Directive.
Pick out the lines in the listing below that contain the word "Daily" and copy them.

Data listing

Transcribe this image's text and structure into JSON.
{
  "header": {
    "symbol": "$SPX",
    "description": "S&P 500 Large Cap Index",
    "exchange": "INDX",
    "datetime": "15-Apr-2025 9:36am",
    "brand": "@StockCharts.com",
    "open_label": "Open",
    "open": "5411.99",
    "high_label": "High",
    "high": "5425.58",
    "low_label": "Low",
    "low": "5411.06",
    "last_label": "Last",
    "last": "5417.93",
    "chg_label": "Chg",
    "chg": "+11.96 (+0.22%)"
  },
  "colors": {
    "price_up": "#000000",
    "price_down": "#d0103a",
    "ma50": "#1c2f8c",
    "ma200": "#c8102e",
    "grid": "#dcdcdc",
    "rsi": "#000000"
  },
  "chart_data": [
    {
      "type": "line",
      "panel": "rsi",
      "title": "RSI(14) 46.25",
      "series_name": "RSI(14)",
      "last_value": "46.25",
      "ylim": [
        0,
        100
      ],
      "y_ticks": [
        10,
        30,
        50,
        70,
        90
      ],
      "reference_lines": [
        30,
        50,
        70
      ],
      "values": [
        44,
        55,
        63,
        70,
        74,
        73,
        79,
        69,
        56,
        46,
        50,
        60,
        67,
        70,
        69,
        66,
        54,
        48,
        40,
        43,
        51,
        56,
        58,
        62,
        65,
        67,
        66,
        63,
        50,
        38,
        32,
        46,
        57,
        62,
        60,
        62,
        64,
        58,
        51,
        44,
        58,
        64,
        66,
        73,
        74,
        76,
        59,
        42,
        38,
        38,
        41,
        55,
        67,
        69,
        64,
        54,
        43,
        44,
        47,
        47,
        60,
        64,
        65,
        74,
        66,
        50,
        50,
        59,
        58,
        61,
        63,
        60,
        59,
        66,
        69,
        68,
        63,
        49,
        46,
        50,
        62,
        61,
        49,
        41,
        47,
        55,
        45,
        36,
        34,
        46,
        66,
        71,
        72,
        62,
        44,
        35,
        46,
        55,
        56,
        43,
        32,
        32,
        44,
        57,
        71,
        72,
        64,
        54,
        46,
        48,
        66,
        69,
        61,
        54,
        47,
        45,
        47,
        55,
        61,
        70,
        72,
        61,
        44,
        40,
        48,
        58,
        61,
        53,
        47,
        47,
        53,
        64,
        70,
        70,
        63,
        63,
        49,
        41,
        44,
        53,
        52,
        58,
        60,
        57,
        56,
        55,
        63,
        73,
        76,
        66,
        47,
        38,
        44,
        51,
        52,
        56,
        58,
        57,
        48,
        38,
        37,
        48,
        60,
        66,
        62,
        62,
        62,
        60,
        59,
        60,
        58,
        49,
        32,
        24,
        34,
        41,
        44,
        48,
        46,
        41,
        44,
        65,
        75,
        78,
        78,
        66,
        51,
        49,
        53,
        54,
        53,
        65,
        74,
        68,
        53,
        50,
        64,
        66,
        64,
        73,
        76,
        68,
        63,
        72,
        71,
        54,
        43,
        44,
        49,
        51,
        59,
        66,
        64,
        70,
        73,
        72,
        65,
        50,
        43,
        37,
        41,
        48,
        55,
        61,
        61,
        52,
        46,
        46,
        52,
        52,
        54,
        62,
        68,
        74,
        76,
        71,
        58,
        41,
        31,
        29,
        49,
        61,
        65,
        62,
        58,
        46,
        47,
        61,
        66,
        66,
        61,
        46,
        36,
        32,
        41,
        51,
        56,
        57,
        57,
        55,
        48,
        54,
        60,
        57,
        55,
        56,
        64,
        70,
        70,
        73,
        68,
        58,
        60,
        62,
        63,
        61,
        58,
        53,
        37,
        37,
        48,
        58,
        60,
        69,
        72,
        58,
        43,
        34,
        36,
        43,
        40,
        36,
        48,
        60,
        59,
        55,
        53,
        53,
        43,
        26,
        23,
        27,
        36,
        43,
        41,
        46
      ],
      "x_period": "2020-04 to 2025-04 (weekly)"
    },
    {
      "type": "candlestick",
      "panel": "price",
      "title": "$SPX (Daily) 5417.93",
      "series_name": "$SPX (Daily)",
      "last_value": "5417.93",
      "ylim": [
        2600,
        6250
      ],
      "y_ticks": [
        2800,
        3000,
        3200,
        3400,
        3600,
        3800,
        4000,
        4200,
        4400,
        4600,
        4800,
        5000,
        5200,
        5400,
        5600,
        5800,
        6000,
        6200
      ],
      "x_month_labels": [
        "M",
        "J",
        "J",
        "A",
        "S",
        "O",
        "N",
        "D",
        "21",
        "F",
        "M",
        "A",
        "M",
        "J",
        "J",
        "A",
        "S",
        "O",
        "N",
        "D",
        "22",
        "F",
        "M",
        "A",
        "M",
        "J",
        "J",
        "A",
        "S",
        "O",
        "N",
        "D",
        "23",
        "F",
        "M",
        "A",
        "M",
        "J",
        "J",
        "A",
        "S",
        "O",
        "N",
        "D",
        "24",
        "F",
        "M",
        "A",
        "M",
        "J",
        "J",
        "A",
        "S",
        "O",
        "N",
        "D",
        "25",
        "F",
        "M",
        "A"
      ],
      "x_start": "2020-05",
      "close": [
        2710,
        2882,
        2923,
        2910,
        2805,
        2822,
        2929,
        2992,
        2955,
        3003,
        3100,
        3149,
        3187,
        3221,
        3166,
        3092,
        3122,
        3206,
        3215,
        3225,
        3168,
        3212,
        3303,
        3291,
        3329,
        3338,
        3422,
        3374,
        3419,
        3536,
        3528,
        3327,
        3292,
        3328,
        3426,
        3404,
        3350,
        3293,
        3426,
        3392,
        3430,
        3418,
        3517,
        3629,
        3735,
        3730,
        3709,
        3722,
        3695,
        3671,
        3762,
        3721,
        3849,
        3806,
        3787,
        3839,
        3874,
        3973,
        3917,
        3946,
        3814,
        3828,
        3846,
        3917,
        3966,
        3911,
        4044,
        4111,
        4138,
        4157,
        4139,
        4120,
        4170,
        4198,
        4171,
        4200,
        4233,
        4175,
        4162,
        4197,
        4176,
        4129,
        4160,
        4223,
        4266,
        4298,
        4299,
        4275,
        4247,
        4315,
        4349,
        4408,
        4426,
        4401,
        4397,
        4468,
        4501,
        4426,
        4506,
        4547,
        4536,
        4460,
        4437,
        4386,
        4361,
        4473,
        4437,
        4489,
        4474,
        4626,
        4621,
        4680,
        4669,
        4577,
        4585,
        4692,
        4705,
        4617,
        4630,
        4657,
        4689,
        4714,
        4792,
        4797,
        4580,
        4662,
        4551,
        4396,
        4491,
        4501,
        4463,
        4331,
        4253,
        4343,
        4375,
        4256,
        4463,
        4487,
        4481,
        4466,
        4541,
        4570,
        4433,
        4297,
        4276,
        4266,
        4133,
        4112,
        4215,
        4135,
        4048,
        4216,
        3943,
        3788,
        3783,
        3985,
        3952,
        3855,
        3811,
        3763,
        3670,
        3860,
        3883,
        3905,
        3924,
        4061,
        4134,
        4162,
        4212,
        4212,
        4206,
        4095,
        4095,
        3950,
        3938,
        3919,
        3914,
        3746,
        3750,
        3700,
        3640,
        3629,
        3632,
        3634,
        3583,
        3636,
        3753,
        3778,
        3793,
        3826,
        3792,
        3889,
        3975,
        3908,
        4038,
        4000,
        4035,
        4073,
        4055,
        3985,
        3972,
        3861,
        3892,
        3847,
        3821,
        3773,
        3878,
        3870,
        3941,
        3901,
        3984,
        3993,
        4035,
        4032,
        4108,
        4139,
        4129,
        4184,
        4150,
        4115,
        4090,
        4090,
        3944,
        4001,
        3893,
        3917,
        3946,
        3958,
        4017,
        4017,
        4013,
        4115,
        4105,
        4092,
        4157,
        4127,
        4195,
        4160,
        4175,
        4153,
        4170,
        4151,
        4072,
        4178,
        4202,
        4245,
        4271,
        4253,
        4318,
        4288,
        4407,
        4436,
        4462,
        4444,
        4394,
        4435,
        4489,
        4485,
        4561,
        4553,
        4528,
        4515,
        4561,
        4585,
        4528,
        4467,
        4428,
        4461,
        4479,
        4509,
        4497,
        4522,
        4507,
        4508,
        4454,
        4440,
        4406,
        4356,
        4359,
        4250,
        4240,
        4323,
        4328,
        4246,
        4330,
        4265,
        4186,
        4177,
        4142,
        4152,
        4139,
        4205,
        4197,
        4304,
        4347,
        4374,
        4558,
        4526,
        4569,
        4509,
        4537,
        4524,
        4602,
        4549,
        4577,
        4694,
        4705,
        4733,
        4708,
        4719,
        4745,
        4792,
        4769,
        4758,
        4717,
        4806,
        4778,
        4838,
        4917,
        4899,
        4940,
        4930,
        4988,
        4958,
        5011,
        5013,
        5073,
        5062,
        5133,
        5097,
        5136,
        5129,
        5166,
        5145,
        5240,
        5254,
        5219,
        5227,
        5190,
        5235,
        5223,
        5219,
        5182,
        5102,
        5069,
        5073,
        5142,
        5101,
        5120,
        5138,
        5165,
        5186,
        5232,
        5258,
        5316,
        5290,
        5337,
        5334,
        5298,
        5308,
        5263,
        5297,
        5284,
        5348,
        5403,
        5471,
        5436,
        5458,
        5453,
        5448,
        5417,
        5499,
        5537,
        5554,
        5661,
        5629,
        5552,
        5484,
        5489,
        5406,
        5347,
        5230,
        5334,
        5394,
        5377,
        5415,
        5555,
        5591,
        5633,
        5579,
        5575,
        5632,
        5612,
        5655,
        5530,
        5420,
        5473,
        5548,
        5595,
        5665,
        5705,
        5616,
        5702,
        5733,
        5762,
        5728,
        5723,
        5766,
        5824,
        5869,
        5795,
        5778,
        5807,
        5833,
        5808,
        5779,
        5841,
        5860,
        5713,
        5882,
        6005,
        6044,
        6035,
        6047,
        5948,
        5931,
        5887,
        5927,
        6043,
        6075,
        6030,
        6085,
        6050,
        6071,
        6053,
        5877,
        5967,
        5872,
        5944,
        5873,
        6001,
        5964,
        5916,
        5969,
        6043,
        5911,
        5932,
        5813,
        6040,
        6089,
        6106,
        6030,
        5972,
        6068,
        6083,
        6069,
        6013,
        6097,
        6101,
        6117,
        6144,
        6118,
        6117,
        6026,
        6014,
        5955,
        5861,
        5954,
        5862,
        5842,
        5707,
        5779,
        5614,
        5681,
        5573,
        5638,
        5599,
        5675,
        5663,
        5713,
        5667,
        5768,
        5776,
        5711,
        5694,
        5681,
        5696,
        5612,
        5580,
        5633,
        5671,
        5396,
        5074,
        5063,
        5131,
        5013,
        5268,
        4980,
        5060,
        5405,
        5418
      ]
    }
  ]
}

Worked answer.
      "title": "$SPX (Daily) 5417.93",
      "series_name": "$SPX (Daily)",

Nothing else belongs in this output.